Source material:

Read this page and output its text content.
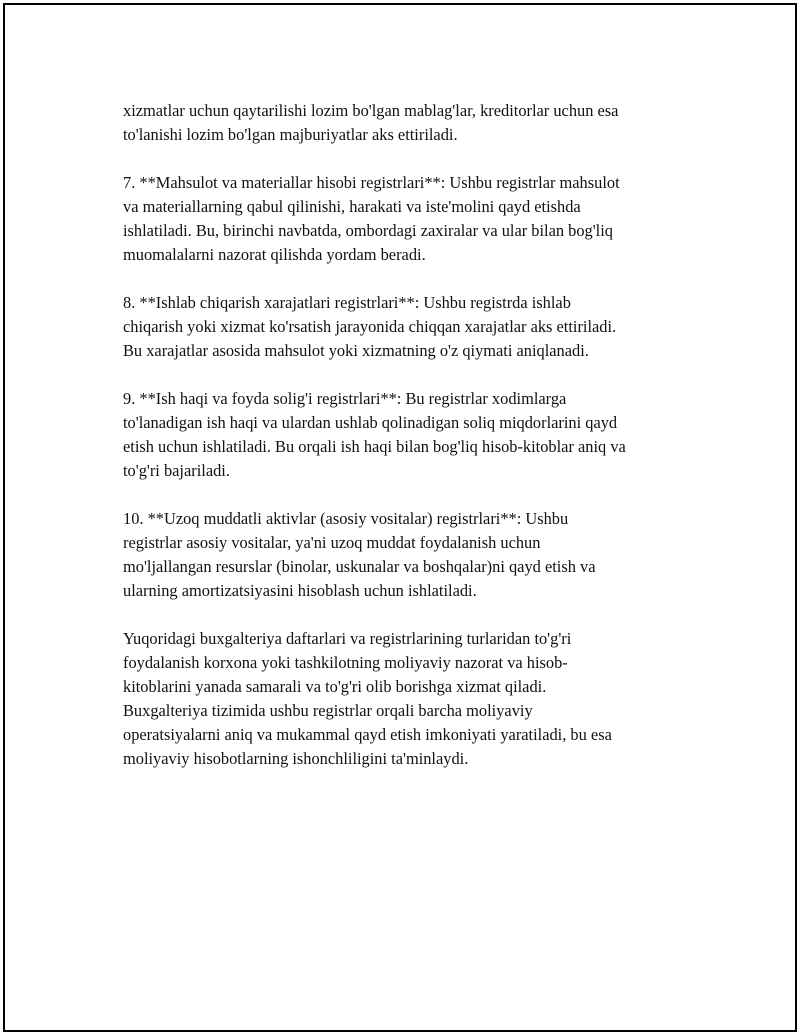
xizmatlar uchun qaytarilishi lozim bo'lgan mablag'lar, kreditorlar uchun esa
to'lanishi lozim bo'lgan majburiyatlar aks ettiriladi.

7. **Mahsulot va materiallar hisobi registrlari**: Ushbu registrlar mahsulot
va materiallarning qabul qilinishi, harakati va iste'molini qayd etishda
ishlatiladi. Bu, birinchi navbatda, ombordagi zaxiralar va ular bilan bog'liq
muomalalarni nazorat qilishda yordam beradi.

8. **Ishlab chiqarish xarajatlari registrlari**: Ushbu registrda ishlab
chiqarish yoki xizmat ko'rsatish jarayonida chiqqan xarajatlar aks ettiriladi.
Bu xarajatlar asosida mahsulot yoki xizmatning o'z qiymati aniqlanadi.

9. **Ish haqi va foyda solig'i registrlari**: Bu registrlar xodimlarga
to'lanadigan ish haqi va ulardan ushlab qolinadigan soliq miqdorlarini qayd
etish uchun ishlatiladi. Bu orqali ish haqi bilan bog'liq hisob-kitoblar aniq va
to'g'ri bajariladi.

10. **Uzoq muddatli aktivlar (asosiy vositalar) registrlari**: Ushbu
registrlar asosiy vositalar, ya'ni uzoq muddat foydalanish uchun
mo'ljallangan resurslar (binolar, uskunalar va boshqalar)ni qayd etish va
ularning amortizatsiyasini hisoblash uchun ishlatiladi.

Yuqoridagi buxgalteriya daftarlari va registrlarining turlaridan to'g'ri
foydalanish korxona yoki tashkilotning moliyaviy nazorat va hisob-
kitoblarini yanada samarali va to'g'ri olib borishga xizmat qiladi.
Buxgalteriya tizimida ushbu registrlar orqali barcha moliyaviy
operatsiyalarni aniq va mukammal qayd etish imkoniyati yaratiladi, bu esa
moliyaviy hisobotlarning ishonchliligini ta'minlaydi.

What you should do:
Look through the listing and extract every line with "foydalanish" in it.

Task output:
registrlar asosiy vositalar, ya'ni uzoq muddat foydalanish uchun
foydalanish korxona yoki tashkilotning moliyaviy nazorat va hisob-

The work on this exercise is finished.